_Exercise goal_
Identify the lines that contain the string "ISBN" and report only how many there are.

>> START Exercise materials

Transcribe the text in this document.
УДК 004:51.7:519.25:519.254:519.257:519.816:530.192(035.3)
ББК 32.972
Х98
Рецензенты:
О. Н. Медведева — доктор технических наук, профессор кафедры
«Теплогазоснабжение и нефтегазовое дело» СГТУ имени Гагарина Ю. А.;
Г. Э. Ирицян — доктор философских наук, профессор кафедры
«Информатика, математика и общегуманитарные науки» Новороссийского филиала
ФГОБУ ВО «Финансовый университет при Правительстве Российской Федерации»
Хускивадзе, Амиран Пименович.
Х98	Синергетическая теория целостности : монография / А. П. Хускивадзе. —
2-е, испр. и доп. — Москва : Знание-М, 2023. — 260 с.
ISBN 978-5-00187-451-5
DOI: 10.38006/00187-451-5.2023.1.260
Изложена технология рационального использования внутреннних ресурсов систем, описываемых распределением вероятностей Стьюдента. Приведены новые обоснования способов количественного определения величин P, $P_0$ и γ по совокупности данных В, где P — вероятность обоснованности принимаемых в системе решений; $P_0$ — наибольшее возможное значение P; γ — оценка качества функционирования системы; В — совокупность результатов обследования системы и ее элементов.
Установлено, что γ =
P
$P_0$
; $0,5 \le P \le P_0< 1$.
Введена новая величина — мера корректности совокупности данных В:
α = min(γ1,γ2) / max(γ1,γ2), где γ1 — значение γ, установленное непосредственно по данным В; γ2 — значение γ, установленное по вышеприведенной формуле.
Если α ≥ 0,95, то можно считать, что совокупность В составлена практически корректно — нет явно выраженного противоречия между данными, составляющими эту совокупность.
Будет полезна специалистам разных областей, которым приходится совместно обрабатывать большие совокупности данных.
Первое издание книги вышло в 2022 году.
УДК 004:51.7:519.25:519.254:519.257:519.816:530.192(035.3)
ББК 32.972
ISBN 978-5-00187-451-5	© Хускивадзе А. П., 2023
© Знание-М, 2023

>> END Exercise materials

_Response to the exercise_
2